- [Work to do]
In the records that follow, locate every line with "source" and extract it.

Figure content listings
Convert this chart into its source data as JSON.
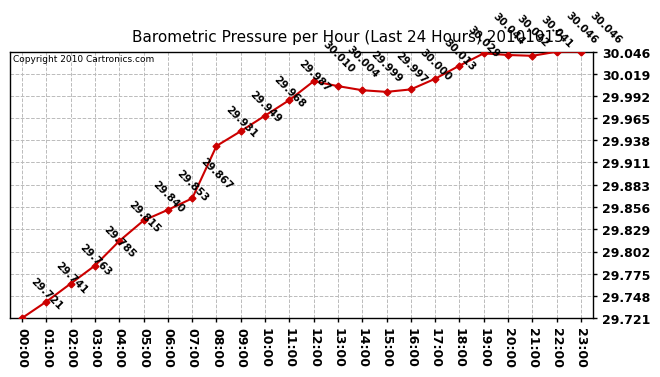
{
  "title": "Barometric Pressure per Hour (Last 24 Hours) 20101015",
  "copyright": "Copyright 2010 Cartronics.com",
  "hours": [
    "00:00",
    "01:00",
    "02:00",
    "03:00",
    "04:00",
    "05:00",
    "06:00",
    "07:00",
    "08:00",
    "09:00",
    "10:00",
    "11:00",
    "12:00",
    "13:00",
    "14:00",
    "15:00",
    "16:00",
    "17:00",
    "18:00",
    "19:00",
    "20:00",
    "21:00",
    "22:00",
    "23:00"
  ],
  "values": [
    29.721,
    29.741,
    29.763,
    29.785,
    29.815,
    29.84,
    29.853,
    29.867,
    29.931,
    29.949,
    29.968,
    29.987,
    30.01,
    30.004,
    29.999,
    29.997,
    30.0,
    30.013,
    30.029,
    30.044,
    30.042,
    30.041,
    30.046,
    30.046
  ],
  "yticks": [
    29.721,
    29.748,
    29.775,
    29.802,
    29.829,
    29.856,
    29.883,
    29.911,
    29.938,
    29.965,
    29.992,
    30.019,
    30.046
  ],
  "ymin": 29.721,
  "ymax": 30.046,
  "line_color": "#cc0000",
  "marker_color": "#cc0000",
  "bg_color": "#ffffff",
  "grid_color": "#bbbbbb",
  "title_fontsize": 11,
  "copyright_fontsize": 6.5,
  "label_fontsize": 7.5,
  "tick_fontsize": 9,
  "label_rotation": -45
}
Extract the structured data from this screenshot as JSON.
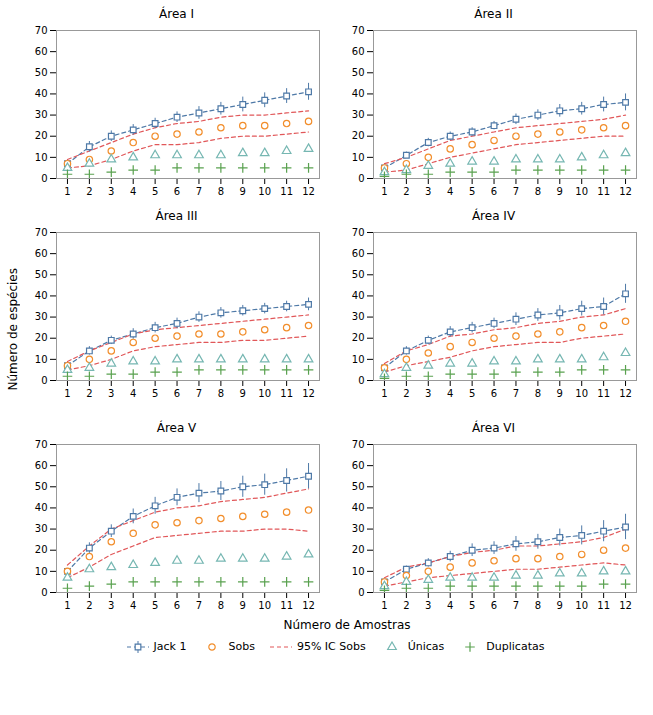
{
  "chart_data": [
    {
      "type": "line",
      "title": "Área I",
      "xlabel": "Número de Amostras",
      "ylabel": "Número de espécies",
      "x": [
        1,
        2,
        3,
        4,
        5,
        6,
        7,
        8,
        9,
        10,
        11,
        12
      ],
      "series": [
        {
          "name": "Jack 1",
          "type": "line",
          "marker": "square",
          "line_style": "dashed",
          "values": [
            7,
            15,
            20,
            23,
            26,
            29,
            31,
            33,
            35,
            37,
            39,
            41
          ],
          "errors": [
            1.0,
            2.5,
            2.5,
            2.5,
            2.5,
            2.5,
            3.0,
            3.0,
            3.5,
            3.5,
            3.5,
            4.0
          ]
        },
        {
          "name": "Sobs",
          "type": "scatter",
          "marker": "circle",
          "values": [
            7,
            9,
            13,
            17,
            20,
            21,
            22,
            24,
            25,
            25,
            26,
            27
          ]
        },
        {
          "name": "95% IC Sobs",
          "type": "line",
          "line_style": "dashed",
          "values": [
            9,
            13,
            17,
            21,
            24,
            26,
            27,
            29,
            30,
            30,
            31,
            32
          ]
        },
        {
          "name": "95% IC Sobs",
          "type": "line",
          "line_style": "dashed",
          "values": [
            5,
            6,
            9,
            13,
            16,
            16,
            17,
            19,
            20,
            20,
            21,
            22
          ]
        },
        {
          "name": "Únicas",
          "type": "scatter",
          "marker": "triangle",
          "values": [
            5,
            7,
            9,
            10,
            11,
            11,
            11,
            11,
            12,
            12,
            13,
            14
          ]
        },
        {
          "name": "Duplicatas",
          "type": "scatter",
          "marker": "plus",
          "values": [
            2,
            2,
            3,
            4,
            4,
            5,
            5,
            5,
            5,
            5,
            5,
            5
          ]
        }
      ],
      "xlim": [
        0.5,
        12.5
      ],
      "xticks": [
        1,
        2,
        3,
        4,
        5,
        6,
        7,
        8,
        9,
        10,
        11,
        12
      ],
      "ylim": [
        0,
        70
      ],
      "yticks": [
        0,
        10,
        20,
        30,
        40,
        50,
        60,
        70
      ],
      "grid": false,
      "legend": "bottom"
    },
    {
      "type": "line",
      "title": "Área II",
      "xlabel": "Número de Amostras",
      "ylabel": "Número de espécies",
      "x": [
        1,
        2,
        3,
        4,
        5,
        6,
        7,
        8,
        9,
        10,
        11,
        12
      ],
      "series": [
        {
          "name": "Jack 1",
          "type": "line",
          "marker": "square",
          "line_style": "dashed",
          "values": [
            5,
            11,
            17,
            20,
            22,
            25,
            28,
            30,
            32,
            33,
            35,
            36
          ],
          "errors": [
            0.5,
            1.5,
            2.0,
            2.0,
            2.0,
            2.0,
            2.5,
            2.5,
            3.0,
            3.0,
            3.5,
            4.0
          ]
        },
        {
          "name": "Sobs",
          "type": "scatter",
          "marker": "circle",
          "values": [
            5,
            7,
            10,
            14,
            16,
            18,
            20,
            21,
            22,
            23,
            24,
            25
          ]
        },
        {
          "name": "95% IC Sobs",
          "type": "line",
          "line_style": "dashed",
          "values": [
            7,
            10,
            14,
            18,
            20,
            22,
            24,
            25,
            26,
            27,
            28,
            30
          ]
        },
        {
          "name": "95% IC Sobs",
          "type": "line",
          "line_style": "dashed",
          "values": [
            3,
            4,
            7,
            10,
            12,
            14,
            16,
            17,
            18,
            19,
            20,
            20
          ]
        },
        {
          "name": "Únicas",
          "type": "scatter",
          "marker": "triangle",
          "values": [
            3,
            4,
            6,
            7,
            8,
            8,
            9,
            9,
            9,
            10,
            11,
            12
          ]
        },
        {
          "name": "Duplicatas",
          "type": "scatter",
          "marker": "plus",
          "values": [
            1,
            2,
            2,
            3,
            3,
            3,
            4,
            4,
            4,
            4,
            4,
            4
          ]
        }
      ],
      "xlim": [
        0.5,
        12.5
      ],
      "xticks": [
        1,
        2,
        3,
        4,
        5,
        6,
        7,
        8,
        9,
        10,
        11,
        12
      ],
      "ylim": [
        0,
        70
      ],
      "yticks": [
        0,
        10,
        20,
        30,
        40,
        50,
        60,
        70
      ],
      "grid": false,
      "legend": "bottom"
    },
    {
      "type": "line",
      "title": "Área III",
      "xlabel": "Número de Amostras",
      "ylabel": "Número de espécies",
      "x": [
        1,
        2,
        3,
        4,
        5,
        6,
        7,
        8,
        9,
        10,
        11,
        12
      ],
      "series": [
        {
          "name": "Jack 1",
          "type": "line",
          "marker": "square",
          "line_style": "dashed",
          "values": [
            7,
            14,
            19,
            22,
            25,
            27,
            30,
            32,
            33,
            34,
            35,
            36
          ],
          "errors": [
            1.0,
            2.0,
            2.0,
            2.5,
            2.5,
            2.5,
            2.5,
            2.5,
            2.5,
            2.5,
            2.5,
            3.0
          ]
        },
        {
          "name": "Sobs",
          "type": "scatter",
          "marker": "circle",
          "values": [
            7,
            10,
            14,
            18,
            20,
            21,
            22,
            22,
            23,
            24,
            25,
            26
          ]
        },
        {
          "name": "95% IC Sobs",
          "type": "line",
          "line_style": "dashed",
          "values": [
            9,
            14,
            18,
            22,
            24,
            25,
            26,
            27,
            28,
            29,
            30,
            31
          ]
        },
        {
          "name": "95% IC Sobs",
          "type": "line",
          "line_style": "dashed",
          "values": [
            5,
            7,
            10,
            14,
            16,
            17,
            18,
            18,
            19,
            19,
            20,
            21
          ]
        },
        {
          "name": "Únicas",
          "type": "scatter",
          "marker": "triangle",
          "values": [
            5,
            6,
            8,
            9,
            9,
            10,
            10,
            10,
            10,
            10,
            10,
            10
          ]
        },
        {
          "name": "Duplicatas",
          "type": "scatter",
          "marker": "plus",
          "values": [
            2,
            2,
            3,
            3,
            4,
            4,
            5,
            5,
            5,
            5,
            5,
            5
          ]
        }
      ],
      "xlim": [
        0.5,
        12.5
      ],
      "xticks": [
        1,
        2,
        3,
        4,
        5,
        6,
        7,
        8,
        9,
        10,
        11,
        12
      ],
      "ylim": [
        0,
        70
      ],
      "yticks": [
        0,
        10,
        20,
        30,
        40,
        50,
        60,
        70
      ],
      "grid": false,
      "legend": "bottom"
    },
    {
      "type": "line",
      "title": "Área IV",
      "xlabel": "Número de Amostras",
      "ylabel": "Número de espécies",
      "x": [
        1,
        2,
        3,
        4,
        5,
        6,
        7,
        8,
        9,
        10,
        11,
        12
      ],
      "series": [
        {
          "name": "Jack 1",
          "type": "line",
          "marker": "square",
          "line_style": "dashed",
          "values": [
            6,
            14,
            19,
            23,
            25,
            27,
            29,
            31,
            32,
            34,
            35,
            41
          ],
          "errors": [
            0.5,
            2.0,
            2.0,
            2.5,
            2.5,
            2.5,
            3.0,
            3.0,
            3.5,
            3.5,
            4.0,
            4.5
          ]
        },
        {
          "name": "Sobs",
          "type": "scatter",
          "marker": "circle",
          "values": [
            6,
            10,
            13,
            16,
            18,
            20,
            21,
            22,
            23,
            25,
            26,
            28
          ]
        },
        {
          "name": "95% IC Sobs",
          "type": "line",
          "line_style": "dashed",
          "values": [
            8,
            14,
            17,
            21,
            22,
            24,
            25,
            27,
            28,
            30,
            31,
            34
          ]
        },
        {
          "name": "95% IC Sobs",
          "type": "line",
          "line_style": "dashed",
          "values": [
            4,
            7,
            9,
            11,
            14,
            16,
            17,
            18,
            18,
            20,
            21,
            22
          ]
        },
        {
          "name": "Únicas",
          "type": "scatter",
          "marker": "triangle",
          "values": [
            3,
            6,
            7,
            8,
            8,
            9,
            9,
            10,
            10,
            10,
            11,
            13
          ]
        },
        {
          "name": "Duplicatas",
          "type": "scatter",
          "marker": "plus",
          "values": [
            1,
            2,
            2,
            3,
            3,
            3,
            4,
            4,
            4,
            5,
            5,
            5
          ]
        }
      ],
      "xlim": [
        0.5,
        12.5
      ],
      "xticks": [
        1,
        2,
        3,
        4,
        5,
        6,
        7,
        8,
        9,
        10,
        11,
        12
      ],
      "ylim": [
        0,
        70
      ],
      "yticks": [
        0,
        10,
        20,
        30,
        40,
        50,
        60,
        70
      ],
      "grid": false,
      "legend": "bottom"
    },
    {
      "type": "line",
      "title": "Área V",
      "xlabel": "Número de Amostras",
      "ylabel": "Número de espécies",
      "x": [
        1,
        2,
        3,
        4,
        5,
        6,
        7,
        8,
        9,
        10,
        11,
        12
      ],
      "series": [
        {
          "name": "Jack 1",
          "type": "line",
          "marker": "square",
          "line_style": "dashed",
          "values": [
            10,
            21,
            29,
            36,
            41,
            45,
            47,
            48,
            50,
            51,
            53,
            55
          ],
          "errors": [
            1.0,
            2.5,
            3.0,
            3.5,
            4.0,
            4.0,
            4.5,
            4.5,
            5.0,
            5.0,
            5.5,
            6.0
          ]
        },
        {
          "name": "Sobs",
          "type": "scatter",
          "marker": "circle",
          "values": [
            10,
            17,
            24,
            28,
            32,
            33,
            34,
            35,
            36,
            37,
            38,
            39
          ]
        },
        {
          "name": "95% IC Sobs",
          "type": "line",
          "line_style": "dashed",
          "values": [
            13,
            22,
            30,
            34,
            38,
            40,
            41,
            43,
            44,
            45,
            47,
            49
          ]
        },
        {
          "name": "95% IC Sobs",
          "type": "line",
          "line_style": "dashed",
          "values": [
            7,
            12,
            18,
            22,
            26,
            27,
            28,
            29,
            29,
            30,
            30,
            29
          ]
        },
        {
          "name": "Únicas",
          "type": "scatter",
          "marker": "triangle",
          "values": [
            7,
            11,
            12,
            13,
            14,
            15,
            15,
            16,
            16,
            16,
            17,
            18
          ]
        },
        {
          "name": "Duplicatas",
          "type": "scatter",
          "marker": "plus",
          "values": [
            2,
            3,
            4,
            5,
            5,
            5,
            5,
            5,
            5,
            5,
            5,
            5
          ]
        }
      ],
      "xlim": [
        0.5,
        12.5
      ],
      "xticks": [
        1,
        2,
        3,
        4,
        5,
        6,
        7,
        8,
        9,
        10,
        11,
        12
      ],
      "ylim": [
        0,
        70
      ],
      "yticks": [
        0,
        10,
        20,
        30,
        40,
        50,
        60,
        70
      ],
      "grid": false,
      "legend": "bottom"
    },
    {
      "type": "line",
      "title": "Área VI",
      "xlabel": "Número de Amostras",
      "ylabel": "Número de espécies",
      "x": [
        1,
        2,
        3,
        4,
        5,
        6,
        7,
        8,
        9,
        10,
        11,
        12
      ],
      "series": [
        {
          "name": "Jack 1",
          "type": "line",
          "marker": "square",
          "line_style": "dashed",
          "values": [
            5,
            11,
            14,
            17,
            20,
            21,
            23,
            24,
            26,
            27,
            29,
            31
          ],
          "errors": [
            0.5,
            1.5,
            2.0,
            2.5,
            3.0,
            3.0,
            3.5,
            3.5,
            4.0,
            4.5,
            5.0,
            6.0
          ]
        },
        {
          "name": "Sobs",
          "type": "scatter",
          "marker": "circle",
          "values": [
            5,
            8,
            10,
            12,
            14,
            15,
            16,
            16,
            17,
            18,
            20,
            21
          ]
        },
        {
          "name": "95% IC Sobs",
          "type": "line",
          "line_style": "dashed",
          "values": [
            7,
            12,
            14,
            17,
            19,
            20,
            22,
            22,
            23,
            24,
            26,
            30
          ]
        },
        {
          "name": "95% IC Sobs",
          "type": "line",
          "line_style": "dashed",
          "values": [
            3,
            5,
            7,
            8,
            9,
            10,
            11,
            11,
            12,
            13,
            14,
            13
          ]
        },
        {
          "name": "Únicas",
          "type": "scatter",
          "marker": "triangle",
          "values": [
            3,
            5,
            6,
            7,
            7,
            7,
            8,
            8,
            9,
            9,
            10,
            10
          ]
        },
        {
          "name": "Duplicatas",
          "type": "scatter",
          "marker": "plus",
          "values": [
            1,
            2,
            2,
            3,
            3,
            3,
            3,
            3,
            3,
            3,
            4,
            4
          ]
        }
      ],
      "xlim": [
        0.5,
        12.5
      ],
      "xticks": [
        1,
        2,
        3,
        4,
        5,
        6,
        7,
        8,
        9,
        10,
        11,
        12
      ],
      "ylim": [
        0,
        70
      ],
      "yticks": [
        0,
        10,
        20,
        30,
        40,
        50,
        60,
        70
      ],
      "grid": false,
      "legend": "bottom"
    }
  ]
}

---

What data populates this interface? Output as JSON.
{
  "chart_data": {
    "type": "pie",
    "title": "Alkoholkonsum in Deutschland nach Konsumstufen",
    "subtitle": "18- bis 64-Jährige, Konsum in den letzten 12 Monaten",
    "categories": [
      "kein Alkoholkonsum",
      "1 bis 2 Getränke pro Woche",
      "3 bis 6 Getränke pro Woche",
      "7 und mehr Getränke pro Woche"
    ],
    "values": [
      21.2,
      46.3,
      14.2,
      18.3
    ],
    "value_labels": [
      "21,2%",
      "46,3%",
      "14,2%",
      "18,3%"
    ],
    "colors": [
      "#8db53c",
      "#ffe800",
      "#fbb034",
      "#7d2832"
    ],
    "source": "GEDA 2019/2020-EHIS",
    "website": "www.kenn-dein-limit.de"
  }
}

- [Task solution]
Convert this chart into its source data as JSON.
    "source": "GEDA 2019/2020-EHIS",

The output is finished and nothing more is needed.